=== Data for the task ===

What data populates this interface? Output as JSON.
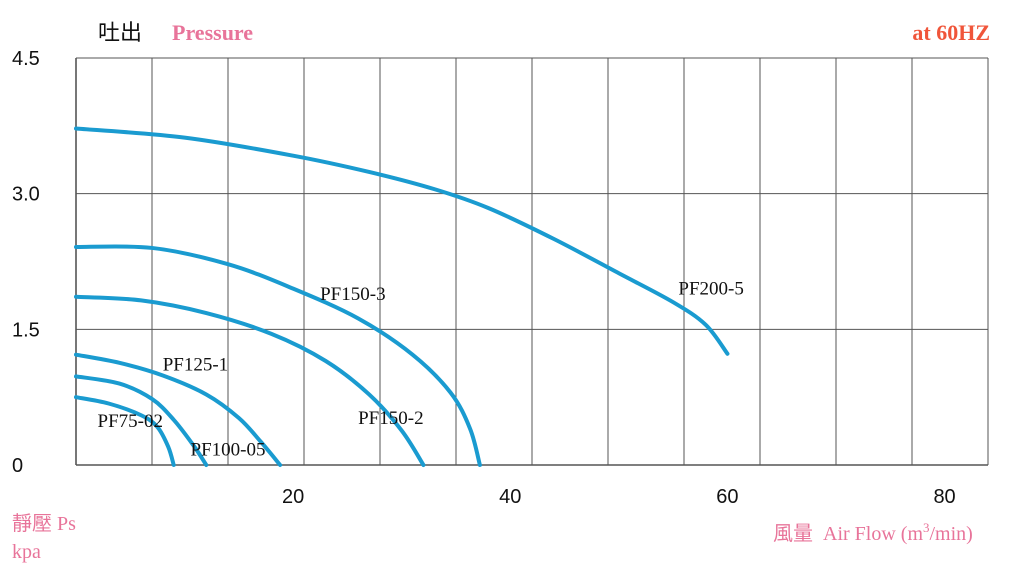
{
  "colors": {
    "curve": "#1a9bd0",
    "grid": "#555555",
    "pink": "#e8749a",
    "red_orange": "#f0553a",
    "text": "#111111"
  },
  "header": {
    "title_cn": "吐出",
    "title_en": "Pressure",
    "frequency": "at 60HZ"
  },
  "axes": {
    "y_label_cn": "靜壓 Ps",
    "y_unit": "kpa",
    "x_label_cn": "風量",
    "x_label_en": "Air Flow (m",
    "x_label_sup": "3",
    "x_label_end": "/min)"
  },
  "chart_data": {
    "type": "line",
    "title": "吐出 Pressure",
    "subtitle": "at 60HZ",
    "xlabel": "風量 Air Flow (m3/min)",
    "ylabel": "靜壓 Ps kpa",
    "xlim": [
      0,
      84
    ],
    "ylim": [
      0,
      4.5
    ],
    "x_ticks": [
      20,
      40,
      60,
      80
    ],
    "y_ticks": [
      0,
      1.5,
      3.0,
      4.5
    ],
    "y_tick_labels": [
      "0",
      "1.5",
      "3.0",
      "4.5"
    ],
    "grid": true,
    "series": [
      {
        "name": "PF75-02",
        "x": [
          0,
          3,
          6,
          7.5,
          8.5,
          9
        ],
        "y": [
          0.75,
          0.68,
          0.55,
          0.42,
          0.2,
          0.0
        ],
        "label_at": [
          5,
          0.5
        ]
      },
      {
        "name": "PF100-05",
        "x": [
          0,
          4,
          7,
          9,
          10.8,
          12
        ],
        "y": [
          0.98,
          0.9,
          0.73,
          0.5,
          0.22,
          0.0
        ],
        "label_at": [
          14,
          0.18
        ]
      },
      {
        "name": "PF125-1",
        "x": [
          0,
          4,
          8,
          12,
          15,
          17,
          18.8
        ],
        "y": [
          1.22,
          1.13,
          0.99,
          0.78,
          0.52,
          0.26,
          0.0
        ],
        "label_at": [
          11,
          1.12
        ]
      },
      {
        "name": "PF150-2",
        "x": [
          0,
          6,
          12,
          18,
          23,
          27,
          30,
          32
        ],
        "y": [
          1.86,
          1.82,
          1.68,
          1.45,
          1.15,
          0.78,
          0.38,
          0.0
        ],
        "label_at": [
          29,
          0.53
        ]
      },
      {
        "name": "PF150-3",
        "x": [
          0,
          7,
          14,
          20,
          26,
          31,
          34.5,
          36.3,
          37.2
        ],
        "y": [
          2.41,
          2.4,
          2.22,
          1.95,
          1.62,
          1.22,
          0.8,
          0.4,
          0.0
        ],
        "label_at": [
          25.5,
          1.9
        ]
      },
      {
        "name": "PF200-5",
        "x": [
          0,
          10,
          20,
          27,
          33,
          38,
          44,
          50,
          55,
          58,
          60
        ],
        "y": [
          3.72,
          3.62,
          3.42,
          3.24,
          3.05,
          2.84,
          2.5,
          2.12,
          1.8,
          1.55,
          1.23
        ],
        "label_at": [
          58.5,
          1.96
        ]
      }
    ]
  }
}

===

Objective: Reproduce the material in its entirety and word for word, without the pictures.

Solution for this problem:
What data populates this interface? Output as JSON.
{
  "colors": {
    "curve": "#1a9bd0",
    "grid": "#555555",
    "pink": "#e8749a",
    "red_orange": "#f0553a",
    "text": "#111111"
  },
  "header": {
    "title_cn": "吐出",
    "title_en": "Pressure",
    "frequency": "at 60HZ"
  },
  "axes": {
    "y_label_cn": "靜壓 Ps",
    "y_unit": "kpa",
    "x_label_cn": "風量",
    "x_label_en": "Air Flow (m",
    "x_label_sup": "3",
    "x_label_end": "/min)"
  },
  "chart_data": {
    "type": "line",
    "title": "吐出 Pressure",
    "subtitle": "at 60HZ",
    "xlabel": "風量 Air Flow (m3/min)",
    "ylabel": "靜壓 Ps kpa",
    "xlim": [
      0,
      84
    ],
    "ylim": [
      0,
      4.5
    ],
    "x_ticks": [
      20,
      40,
      60,
      80
    ],
    "y_ticks": [
      0,
      1.5,
      3.0,
      4.5
    ],
    "y_tick_labels": [
      "0",
      "1.5",
      "3.0",
      "4.5"
    ],
    "grid": true,
    "series": [
      {
        "name": "PF75-02",
        "x": [
          0,
          3,
          6,
          7.5,
          8.5,
          9
        ],
        "y": [
          0.75,
          0.68,
          0.55,
          0.42,
          0.2,
          0.0
        ],
        "label_at": [
          5,
          0.5
        ]
      },
      {
        "name": "PF100-05",
        "x": [
          0,
          4,
          7,
          9,
          10.8,
          12
        ],
        "y": [
          0.98,
          0.9,
          0.73,
          0.5,
          0.22,
          0.0
        ],
        "label_at": [
          14,
          0.18
        ]
      },
      {
        "name": "PF125-1",
        "x": [
          0,
          4,
          8,
          12,
          15,
          17,
          18.8
        ],
        "y": [
          1.22,
          1.13,
          0.99,
          0.78,
          0.52,
          0.26,
          0.0
        ],
        "label_at": [
          11,
          1.12
        ]
      },
      {
        "name": "PF150-2",
        "x": [
          0,
          6,
          12,
          18,
          23,
          27,
          30,
          32
        ],
        "y": [
          1.86,
          1.82,
          1.68,
          1.45,
          1.15,
          0.78,
          0.38,
          0.0
        ],
        "label_at": [
          29,
          0.53
        ]
      },
      {
        "name": "PF150-3",
        "x": [
          0,
          7,
          14,
          20,
          26,
          31,
          34.5,
          36.3,
          37.2
        ],
        "y": [
          2.41,
          2.4,
          2.22,
          1.95,
          1.62,
          1.22,
          0.8,
          0.4,
          0.0
        ],
        "label_at": [
          25.5,
          1.9
        ]
      },
      {
        "name": "PF200-5",
        "x": [
          0,
          10,
          20,
          27,
          33,
          38,
          44,
          50,
          55,
          58,
          60
        ],
        "y": [
          3.72,
          3.62,
          3.42,
          3.24,
          3.05,
          2.84,
          2.5,
          2.12,
          1.8,
          1.55,
          1.23
        ],
        "label_at": [
          58.5,
          1.96
        ]
      }
    ]
  }
}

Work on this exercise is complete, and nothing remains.